** Begin PASSAGE SHOWN **
There seems to be a fashion to rename your backup product as a data management product. I think that there are significant differences between data protection and data management, some products are not merely being renamed but are fundamentally different. I think it is worthwhile identifying the difference between products that are made for data protection and those that were designed from the start for data management. As always happens, I expect marketing departments to jump on-board the new name even when it is not within the capabilities of their products.
What does Data Protection do?
The mission of a data protection product is to allow a data container to be recreated exactly as it was at some point in the past. The container depends a little on the protection; it might be a whole VM, a database, or a file system. If the container is recreated in the same physical place as the original container, then we have a restore. If the container is recreated in another physical location, then we have disaster recovery. The implementation of this protection could be as storage snapshots; it could be by metadata management on a deduplicated platform, it could be copies of the container stored on a different storage system, it could even be copies of the container on tape that is physically shipped to another location. Data protection encompasses backup, recovery, disaster recovery, archiving, and data retention. All these use cases require the ability to recreate data exactly as it was at some point in the past. Restores and DR actions are always human initiated and probably infrequent, I would expect one restore activity for about every 100 backup operations.
What does Data Management do?
** End PASSAGE SHOWN **
** Begin DATA ENTRIES **
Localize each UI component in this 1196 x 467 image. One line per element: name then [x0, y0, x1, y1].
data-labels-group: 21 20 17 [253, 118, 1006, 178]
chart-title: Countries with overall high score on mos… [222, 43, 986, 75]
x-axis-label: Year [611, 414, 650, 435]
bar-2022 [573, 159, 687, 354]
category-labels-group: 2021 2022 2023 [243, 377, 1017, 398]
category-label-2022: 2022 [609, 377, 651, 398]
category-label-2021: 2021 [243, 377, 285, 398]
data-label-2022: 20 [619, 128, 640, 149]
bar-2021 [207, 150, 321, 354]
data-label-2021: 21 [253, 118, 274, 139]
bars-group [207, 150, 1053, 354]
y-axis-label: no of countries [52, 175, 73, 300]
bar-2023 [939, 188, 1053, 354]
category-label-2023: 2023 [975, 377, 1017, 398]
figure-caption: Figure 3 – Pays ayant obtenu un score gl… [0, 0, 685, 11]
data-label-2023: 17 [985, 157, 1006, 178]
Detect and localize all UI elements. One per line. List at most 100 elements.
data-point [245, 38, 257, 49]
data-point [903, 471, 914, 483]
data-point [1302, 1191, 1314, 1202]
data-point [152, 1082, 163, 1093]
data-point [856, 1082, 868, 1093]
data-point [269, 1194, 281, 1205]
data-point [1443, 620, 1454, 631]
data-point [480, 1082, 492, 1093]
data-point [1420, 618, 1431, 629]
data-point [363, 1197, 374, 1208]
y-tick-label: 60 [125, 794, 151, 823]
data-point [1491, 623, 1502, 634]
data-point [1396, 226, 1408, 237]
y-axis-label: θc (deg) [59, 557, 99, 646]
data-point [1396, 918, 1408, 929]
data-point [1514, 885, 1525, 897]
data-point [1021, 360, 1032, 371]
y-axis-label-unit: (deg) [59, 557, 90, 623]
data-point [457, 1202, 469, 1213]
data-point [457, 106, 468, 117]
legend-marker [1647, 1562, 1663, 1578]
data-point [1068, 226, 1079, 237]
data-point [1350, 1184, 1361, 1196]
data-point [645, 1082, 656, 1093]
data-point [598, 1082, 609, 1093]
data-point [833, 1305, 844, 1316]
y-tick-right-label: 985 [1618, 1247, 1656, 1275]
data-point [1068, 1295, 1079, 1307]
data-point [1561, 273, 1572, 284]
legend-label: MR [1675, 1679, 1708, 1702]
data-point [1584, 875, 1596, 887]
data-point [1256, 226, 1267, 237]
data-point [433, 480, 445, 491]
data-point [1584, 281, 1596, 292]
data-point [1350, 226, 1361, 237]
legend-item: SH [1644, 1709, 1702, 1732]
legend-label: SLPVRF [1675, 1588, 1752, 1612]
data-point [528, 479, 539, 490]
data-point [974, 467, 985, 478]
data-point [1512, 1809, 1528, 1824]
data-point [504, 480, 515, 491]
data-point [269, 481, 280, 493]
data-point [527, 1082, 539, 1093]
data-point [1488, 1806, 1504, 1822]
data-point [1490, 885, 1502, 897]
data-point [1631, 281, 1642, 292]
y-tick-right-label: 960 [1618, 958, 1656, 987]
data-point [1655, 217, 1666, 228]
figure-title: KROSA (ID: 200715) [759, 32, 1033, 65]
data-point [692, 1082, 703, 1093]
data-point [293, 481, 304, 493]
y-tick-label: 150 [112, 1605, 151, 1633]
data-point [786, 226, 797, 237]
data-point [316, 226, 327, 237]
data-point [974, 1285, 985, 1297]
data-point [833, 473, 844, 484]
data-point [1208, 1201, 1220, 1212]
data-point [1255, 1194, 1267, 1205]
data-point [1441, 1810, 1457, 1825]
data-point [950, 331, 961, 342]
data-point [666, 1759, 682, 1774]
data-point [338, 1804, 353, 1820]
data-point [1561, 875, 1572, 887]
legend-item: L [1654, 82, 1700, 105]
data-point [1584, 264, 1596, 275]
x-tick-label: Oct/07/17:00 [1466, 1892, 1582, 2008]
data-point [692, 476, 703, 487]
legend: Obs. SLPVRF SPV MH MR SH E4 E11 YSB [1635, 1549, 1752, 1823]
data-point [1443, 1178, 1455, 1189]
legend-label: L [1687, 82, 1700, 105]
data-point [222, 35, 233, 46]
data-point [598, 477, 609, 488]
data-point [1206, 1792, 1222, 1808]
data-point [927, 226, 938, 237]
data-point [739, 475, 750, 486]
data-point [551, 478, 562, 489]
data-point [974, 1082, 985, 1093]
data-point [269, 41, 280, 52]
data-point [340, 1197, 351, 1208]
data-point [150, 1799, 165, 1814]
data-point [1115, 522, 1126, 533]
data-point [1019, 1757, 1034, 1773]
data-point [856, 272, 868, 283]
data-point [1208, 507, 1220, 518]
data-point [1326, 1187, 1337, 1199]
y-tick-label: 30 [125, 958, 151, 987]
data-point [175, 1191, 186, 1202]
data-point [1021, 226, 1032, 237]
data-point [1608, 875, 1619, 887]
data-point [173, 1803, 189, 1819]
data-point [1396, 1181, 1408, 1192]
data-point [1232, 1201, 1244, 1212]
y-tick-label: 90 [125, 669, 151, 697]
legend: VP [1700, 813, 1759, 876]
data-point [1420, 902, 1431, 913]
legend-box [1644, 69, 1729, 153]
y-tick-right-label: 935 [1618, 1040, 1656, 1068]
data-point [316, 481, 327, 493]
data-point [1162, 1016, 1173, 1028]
** End DATA ENTRIES **
== REQUIREMENTS ==
**1)** According to the data protection article, roughly how many backup operations does the writer expect for every restore activity?
**2)** Please format the records, from their first line up to and including the line containing "data-point [1302, 1191, 1314, 1202]", as a JSON list of strings with one string per line, leaving out any blank lines.
The records have nothing to do with the data protection article.

== RESULTS BY TASK ==
**1)** About 100.

**2)**
[
  "Localize each UI component in this 1196 x 467 image. One line per element: name then [x0, y0, x1, y1].",
  "data-labels-group: 21 20 17 [253, 118, 1006, 178]",
  "chart-title: Countries with overall high score on mos… [222, 43, 986, 75]",
  "x-axis-label: Year [611, 414, 650, 435]",
  "bar-2022 [573, 159, 687, 354]",
  "category-labels-group: 2021 2022 2023 [243, 377, 1017, 398]",
  "category-label-2022: 2022 [609, 377, 651, 398]",
  "category-label-2021: 2021 [243, 377, 285, 398]",
  "data-label-2022: 20 [619, 128, 640, 149]",
  "bar-2021 [207, 150, 321, 354]",
  "data-label-2021: 21 [253, 118, 274, 139]",
  "bars-group [207, 150, 1053, 354]",
  "y-axis-label: no of countries [52, 175, 73, 300]",
  "bar-2023 [939, 188, 1053, 354]",
  "category-label-2023: 2023 [975, 377, 1017, 398]",
  "figure-caption: Figure 3 – Pays ayant obtenu un score gl… [0, 0, 685, 11]",
  "data-label-2023: 17 [985, 157, 1006, 178]",
  "Detect and localize all UI elements. One per line. List at most 100 elements.",
  "data-point [245, 38, 257, 49]",
  "data-point [903, 471, 914, 483]",
  "data-point [1302, 1191, 1314, 1202]"
]